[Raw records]
════════
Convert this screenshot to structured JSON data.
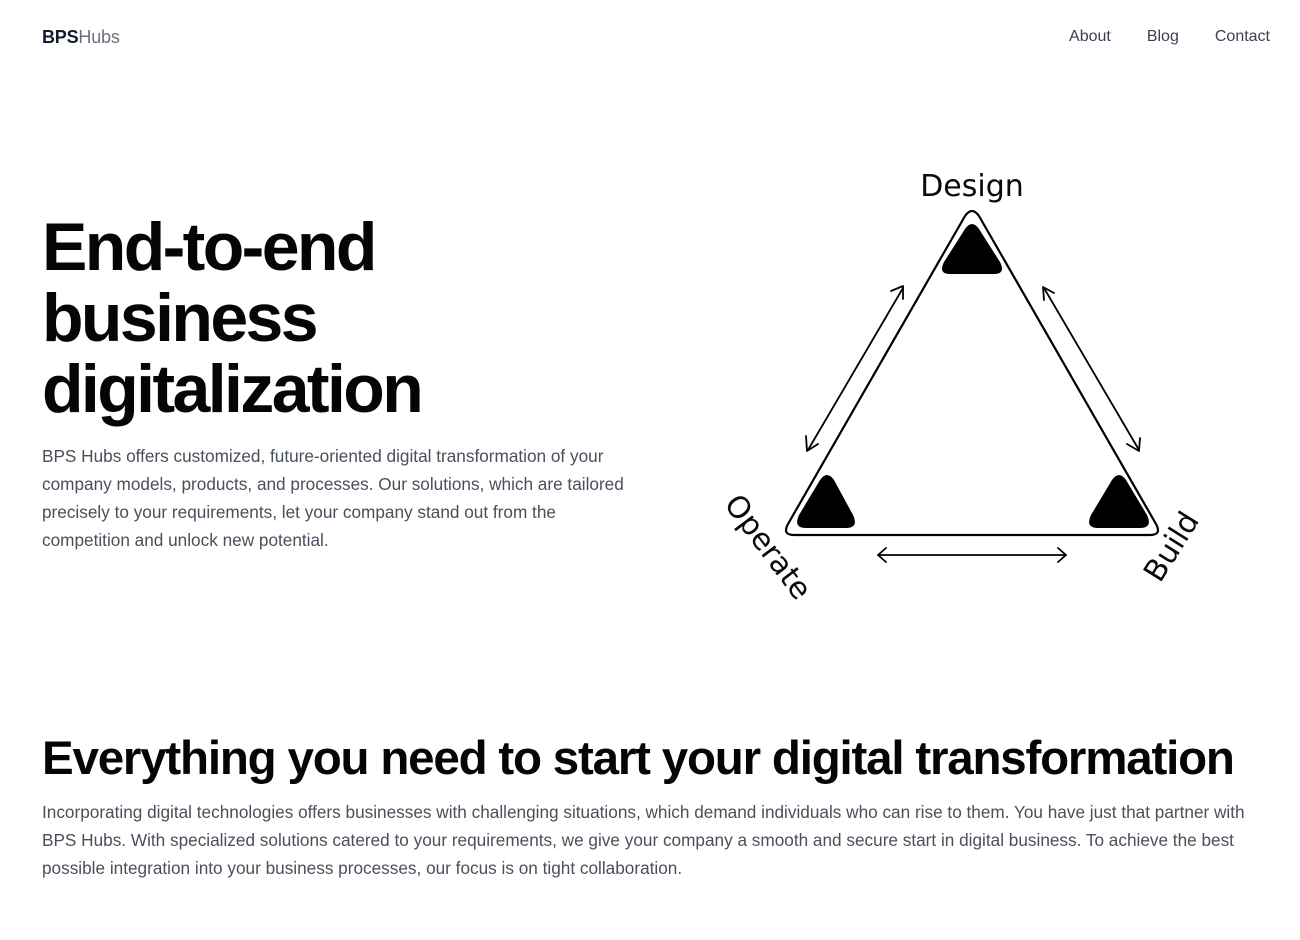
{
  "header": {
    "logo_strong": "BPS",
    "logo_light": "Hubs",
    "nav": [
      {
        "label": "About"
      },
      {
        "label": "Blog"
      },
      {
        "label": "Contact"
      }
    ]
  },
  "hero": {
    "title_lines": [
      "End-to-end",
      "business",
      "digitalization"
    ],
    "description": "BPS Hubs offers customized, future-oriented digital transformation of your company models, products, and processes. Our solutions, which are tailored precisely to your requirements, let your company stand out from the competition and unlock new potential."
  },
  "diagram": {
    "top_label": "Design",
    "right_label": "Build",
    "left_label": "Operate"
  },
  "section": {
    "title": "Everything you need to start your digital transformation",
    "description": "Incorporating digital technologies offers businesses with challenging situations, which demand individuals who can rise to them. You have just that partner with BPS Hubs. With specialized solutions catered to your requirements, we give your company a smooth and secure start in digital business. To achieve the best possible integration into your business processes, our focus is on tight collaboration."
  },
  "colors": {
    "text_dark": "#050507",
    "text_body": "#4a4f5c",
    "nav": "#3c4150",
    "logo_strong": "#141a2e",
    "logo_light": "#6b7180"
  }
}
════════
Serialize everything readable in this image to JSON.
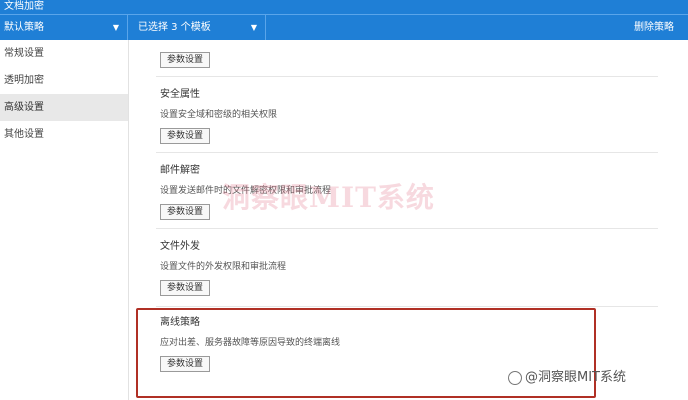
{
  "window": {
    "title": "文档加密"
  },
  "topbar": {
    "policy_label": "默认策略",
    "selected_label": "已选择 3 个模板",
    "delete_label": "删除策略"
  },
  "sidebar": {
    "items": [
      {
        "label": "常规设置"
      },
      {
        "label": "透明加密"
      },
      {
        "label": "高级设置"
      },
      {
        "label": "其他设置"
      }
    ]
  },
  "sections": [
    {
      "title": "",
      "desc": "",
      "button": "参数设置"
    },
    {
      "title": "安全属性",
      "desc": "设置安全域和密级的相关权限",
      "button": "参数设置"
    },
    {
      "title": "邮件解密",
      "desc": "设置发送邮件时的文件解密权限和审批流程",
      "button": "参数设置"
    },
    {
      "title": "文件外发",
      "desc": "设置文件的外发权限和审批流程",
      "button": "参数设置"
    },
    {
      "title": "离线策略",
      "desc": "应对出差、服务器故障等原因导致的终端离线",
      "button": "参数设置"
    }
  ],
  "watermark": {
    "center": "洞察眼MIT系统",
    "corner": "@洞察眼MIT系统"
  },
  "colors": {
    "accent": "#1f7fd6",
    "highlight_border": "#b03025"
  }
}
════════
[What to produce] List each line holding the string "JSON".

[Output for this exercise]
Convert this screenshot to structured JSON data.
Serialize everything readable in this image to JSON.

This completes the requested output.